* **Goal**: Leave out the pictures and copy each record below exactly.

* **Task data**:
= = = =

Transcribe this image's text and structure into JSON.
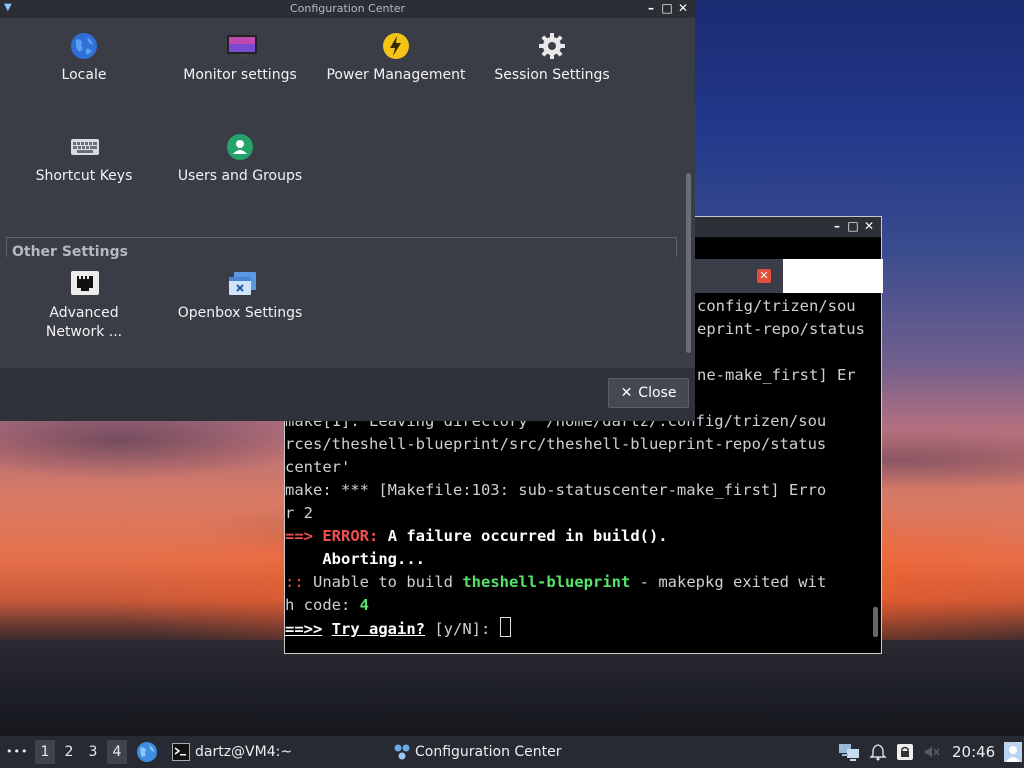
{
  "config_window": {
    "title": "Configuration Center",
    "items": [
      {
        "label": "Locale",
        "icon": "globe-icon"
      },
      {
        "label": "Monitor settings",
        "icon": "monitor-icon"
      },
      {
        "label": "Power Management",
        "icon": "lightning-icon"
      },
      {
        "label": "Session Settings",
        "icon": "gear-icon"
      },
      {
        "label": "Shortcut Keys",
        "icon": "keyboard-icon"
      },
      {
        "label": "Users and Groups",
        "icon": "user-icon"
      }
    ],
    "other_section_title": "Other Settings",
    "other_items": [
      {
        "label": "Advanced\nNetwork ...",
        "icon": "network-icon"
      },
      {
        "label": "Openbox Settings",
        "icon": "windows-icon"
      }
    ],
    "close_label": "Close"
  },
  "terminal": {
    "lines": [
      "config/trizen/sou",
      "eprint-repo/status",
      "",
      "ne-make_first] Er",
      "",
      "make[1]: Leaving directory '/home/dartz/.config/trizen/sou",
      "rces/theshell-blueprint/src/theshell-blueprint-repo/status",
      "center'",
      "make: *** [Makefile:103: sub-statuscenter-make_first] Erro",
      "r 2"
    ],
    "error_arrow": "==>",
    "error_label": "ERROR:",
    "error_message": "A failure occurred in build().",
    "aborting": "Aborting...",
    "unable_prefix": "::",
    "unable_text": "Unable to build",
    "package_name": "theshell-blueprint",
    "unable_suffix": "- makepkg exited wit",
    "exit_code_line": "h code:",
    "exit_code": "4",
    "prompt_arrow": "==>>",
    "prompt_question": "Try again?",
    "prompt_options": "[y/N]:"
  },
  "taskbar": {
    "menu_dots": "•••",
    "workspaces": [
      "1",
      "2",
      "3",
      "4"
    ],
    "active_workspace": "4",
    "terminal_task": "dartz@VM4:~",
    "config_task": "Configuration Center",
    "clock": "20:46"
  },
  "colors": {
    "error_red": "#f0504f",
    "package_green": "#55e36a",
    "window_bg": "#3a3d46"
  }
}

= = = =

* **Task solution**:
Transcribe this image's text and structure into JSON.
{
  "config_window": {
    "title": "Configuration Center",
    "items": [
      {
        "label": "Locale",
        "icon": "globe-icon"
      },
      {
        "label": "Monitor settings",
        "icon": "monitor-icon"
      },
      {
        "label": "Power Management",
        "icon": "lightning-icon"
      },
      {
        "label": "Session Settings",
        "icon": "gear-icon"
      },
      {
        "label": "Shortcut Keys",
        "icon": "keyboard-icon"
      },
      {
        "label": "Users and Groups",
        "icon": "user-icon"
      }
    ],
    "other_section_title": "Other Settings",
    "other_items": [
      {
        "label": "Advanced\nNetwork ...",
        "icon": "network-icon"
      },
      {
        "label": "Openbox Settings",
        "icon": "windows-icon"
      }
    ],
    "close_label": "Close"
  },
  "terminal": {
    "lines": [
      "config/trizen/sou",
      "eprint-repo/status",
      "",
      "ne-make_first] Er",
      "",
      "make[1]: Leaving directory '/home/dartz/.config/trizen/sou",
      "rces/theshell-blueprint/src/theshell-blueprint-repo/status",
      "center'",
      "make: *** [Makefile:103: sub-statuscenter-make_first] Erro",
      "r 2"
    ],
    "error_arrow": "==>",
    "error_label": "ERROR:",
    "error_message": "A failure occurred in build().",
    "aborting": "Aborting...",
    "unable_prefix": "::",
    "unable_text": "Unable to build",
    "package_name": "theshell-blueprint",
    "unable_suffix": "- makepkg exited wit",
    "exit_code_line": "h code:",
    "exit_code": "4",
    "prompt_arrow": "==>>",
    "prompt_question": "Try again?",
    "prompt_options": "[y/N]:"
  },
  "taskbar": {
    "menu_dots": "•••",
    "workspaces": [
      "1",
      "2",
      "3",
      "4"
    ],
    "active_workspace": "4",
    "terminal_task": "dartz@VM4:~",
    "config_task": "Configuration Center",
    "clock": "20:46"
  },
  "colors": {
    "error_red": "#f0504f",
    "package_green": "#55e36a",
    "window_bg": "#3a3d46"
  }
}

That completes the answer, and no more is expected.